STATED GOAL: Go through the records and extract every line with the word "Brzina".

+++ LISTED ENTRIES

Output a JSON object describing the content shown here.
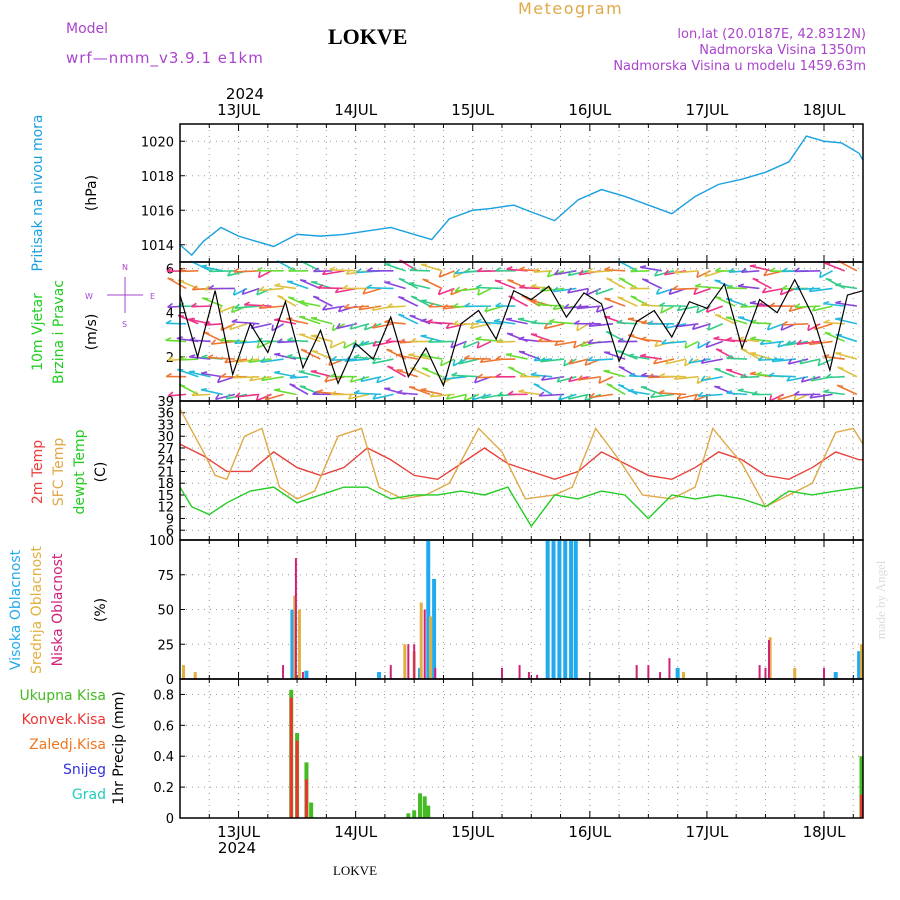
{
  "header": {
    "model_label": "Model",
    "model_name": "wrf—nmm_v3.9.1 e1km",
    "title": "LOKVE",
    "meteogram_label": "Meteogram",
    "lonlat": "lon,lat (20.0187E, 42.8312N)",
    "elevation": "Nadmorska Visina 1350m",
    "model_elevation": "Nadmorska Visina u modelu 1459.63m"
  },
  "footer": {
    "location": "LOKVE",
    "watermark": "made by Angel"
  },
  "colors": {
    "pressure": "#1aa0e0",
    "temp2m": "#e8403a",
    "sfc": "#e0a848",
    "dewpt": "#22cc22",
    "high_cloud": "#22aaee",
    "mid_cloud": "#e0b040",
    "low_cloud": "#d0207a",
    "precip_total": "#44bb22",
    "precip_conv": "#ee3333",
    "precip_frozen": "#ee7722",
    "snow": "#3333dd",
    "graupel": "#22ccbb",
    "model": "#aa44cc",
    "wind_speed": "#000000"
  },
  "wind_compass": {
    "north": "N",
    "south": "S",
    "west": "W",
    "east": "E"
  },
  "chart_data": [
    {
      "type": "line",
      "title": "Pritisak na nivou mora",
      "ylabel": "(hPa)",
      "x_unit": "days from 2024-07-12 12:00",
      "x_range": [
        0,
        5.833
      ],
      "x_tick_labels": [
        "13JUL",
        "14JUL",
        "15JUL",
        "16JUL",
        "17JUL",
        "18JUL"
      ],
      "year_label": "2024",
      "ylim": [
        1013,
        1021
      ],
      "yticks": [
        1014,
        1016,
        1018,
        1020
      ],
      "grid": true,
      "series": [
        {
          "name": "Pritisak na nivou mora",
          "x": [
            0,
            0.1,
            0.2,
            0.35,
            0.5,
            0.65,
            0.8,
            1.0,
            1.2,
            1.4,
            1.6,
            1.8,
            2.0,
            2.15,
            2.3,
            2.5,
            2.65,
            2.85,
            3.0,
            3.2,
            3.4,
            3.6,
            3.8,
            4.0,
            4.2,
            4.4,
            4.6,
            4.8,
            5.0,
            5.2,
            5.35,
            5.5,
            5.65,
            5.8,
            5.833
          ],
          "values": [
            1014.0,
            1013.4,
            1014.2,
            1015.0,
            1014.5,
            1014.2,
            1013.9,
            1014.6,
            1014.5,
            1014.6,
            1014.8,
            1015.0,
            1014.6,
            1014.3,
            1015.5,
            1016.0,
            1016.1,
            1016.3,
            1015.9,
            1015.4,
            1016.6,
            1017.2,
            1016.8,
            1016.3,
            1015.8,
            1016.8,
            1017.5,
            1017.8,
            1018.2,
            1018.8,
            1020.3,
            1020.0,
            1019.9,
            1019.3,
            1018.9
          ]
        }
      ]
    },
    {
      "type": "line",
      "title": "10m Vjetar Brzina i Pravac",
      "ylabel": "(m/s)",
      "x_unit": "days from 2024-07-12 12:00",
      "x_range": [
        0,
        5.833
      ],
      "ylim": [
        0,
        6.3
      ],
      "yticks": [
        2,
        4,
        6
      ],
      "grid": true,
      "series": [
        {
          "name": "10m Vjetar Brzina",
          "x": [
            0,
            0.15,
            0.3,
            0.45,
            0.6,
            0.75,
            0.9,
            1.05,
            1.2,
            1.35,
            1.5,
            1.65,
            1.8,
            1.95,
            2.1,
            2.25,
            2.4,
            2.55,
            2.7,
            2.85,
            3.0,
            3.15,
            3.3,
            3.45,
            3.6,
            3.75,
            3.9,
            4.05,
            4.2,
            4.35,
            4.5,
            4.65,
            4.8,
            4.95,
            5.1,
            5.25,
            5.4,
            5.55,
            5.7,
            5.833
          ],
          "values": [
            4.8,
            2.0,
            5.0,
            1.2,
            3.5,
            2.2,
            4.5,
            1.5,
            3.2,
            0.8,
            2.6,
            1.9,
            3.8,
            1.1,
            2.4,
            0.7,
            3.5,
            4.1,
            2.8,
            5.0,
            4.6,
            5.2,
            3.8,
            4.9,
            4.4,
            1.8,
            3.6,
            4.1,
            2.9,
            4.5,
            4.2,
            5.3,
            2.4,
            4.6,
            4.0,
            5.5,
            3.9,
            1.4,
            4.8,
            5.0
          ]
        }
      ]
    },
    {
      "type": "line",
      "title": "2m Temp / SFC Temp / dewpt Temp",
      "ylabel": "(C)",
      "x_unit": "days from 2024-07-12 12:00",
      "x_range": [
        0,
        5.833
      ],
      "ylim": [
        3.5,
        39
      ],
      "yticks": [
        6,
        9,
        12,
        15,
        18,
        21,
        24,
        27,
        30,
        33,
        36,
        39
      ],
      "grid": true,
      "series": [
        {
          "name": "2m Temp",
          "x": [
            0,
            0.2,
            0.4,
            0.6,
            0.8,
            1.0,
            1.2,
            1.4,
            1.6,
            1.8,
            2.0,
            2.2,
            2.4,
            2.6,
            2.8,
            3.0,
            3.2,
            3.4,
            3.6,
            3.8,
            4.0,
            4.2,
            4.4,
            4.6,
            4.8,
            5.0,
            5.2,
            5.4,
            5.6,
            5.8,
            5.833
          ],
          "values": [
            28,
            25,
            21,
            21,
            26,
            22,
            20,
            22,
            27,
            24,
            20,
            19,
            23,
            27,
            23,
            21,
            19,
            21,
            26,
            23,
            20,
            19,
            22,
            26,
            24,
            20,
            19,
            22,
            26,
            24,
            24
          ]
        },
        {
          "name": "SFC Temp",
          "x": [
            0,
            0.2,
            0.3,
            0.4,
            0.55,
            0.7,
            0.85,
            1.0,
            1.15,
            1.35,
            1.55,
            1.7,
            1.9,
            2.1,
            2.3,
            2.55,
            2.75,
            2.95,
            3.2,
            3.35,
            3.55,
            3.75,
            3.95,
            4.2,
            4.4,
            4.55,
            4.8,
            5.0,
            5.2,
            5.4,
            5.6,
            5.75,
            5.833
          ],
          "values": [
            37,
            26,
            20,
            19,
            30,
            32,
            17,
            14,
            16,
            30,
            32,
            17,
            14,
            15,
            18,
            32,
            26,
            14,
            15,
            17,
            32,
            24,
            15,
            14,
            17,
            32,
            23,
            12,
            15,
            18,
            31,
            32,
            28
          ]
        },
        {
          "name": "dewpt Temp",
          "x": [
            0,
            0.1,
            0.25,
            0.4,
            0.6,
            0.8,
            1.0,
            1.2,
            1.4,
            1.6,
            1.8,
            2.0,
            2.2,
            2.4,
            2.6,
            2.8,
            3.0,
            3.2,
            3.4,
            3.6,
            3.8,
            4.0,
            4.2,
            4.4,
            4.6,
            4.8,
            5.0,
            5.2,
            5.4,
            5.6,
            5.833
          ],
          "values": [
            17,
            12,
            10,
            13,
            16,
            17,
            13,
            15,
            17,
            17,
            14,
            15,
            15,
            16,
            15,
            17,
            7,
            15,
            14,
            16,
            15,
            9,
            15,
            14,
            15,
            14,
            12,
            16,
            15,
            16,
            17
          ]
        }
      ]
    },
    {
      "type": "bar",
      "title": "Visoka Oblacnost / Srednja Oblacnost / Niska Oblacnost",
      "ylabel": "(%)",
      "x_unit": "days from 2024-07-12 12:00",
      "x_range": [
        0,
        5.833
      ],
      "ylim": [
        0,
        100
      ],
      "yticks": [
        0,
        25,
        50,
        75,
        100
      ],
      "grid": true,
      "series": [
        {
          "name": "Visoka Oblacnost",
          "x": [
            0.96,
            1.08,
            1.7,
            2.05,
            2.12,
            2.17,
            3.14,
            3.19,
            3.24,
            3.29,
            3.34,
            3.38,
            4.25,
            5.6,
            5.8
          ],
          "values": [
            50,
            6,
            5,
            8,
            100,
            72,
            100,
            100,
            100,
            100,
            100,
            100,
            8,
            5,
            20
          ]
        },
        {
          "name": "Srednja Oblacnost",
          "x": [
            0.03,
            0.13,
            0.98,
            1.02,
            1.92,
            2.0,
            2.06,
            2.14,
            4.3,
            5.04,
            5.25,
            5.82
          ],
          "values": [
            10,
            5,
            60,
            50,
            25,
            20,
            55,
            45,
            5,
            30,
            8,
            25
          ]
        },
        {
          "name": "Niska Oblacnost",
          "x": [
            0.88,
            0.99,
            1.05,
            1.8,
            1.95,
            2.0,
            2.09,
            2.18,
            2.75,
            2.9,
            2.98,
            3.05,
            3.9,
            4.0,
            4.1,
            4.18,
            4.95,
            5.0,
            5.03,
            5.5
          ],
          "values": [
            10,
            87,
            5,
            10,
            25,
            25,
            50,
            8,
            8,
            10,
            5,
            3,
            10,
            10,
            5,
            15,
            10,
            8,
            28,
            8
          ]
        }
      ]
    },
    {
      "type": "bar",
      "title": "1hr Precip",
      "ylabel": "(mm)",
      "x_unit": "days from 2024-07-12 12:00",
      "x_range": [
        0,
        5.833
      ],
      "ylim": [
        0,
        0.9
      ],
      "yticks": [
        0,
        0.2,
        0.4,
        0.6,
        0.8
      ],
      "grid": true,
      "series": [
        {
          "name": "Ukupna Kisa",
          "x": [
            0.95,
            1.0,
            1.08,
            1.12,
            1.95,
            2.0,
            2.05,
            2.09,
            2.12,
            5.82
          ],
          "values": [
            0.83,
            0.55,
            0.36,
            0.1,
            0.03,
            0.05,
            0.16,
            0.14,
            0.08,
            0.4
          ]
        },
        {
          "name": "Konvek.Kisa",
          "x": [
            0.95,
            1.0,
            1.08,
            5.82
          ],
          "values": [
            0.78,
            0.5,
            0.25,
            0.15
          ]
        },
        {
          "name": "Zaledj.Kisa",
          "x": [],
          "values": []
        },
        {
          "name": "Snijeg",
          "x": [],
          "values": []
        },
        {
          "name": "Grad",
          "x": [],
          "values": []
        }
      ]
    }
  ]
}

++++++

RIGHT ANSWER:
      "title": "10m Vjetar Brzina i Pravac",
          "name": "10m Vjetar Brzina",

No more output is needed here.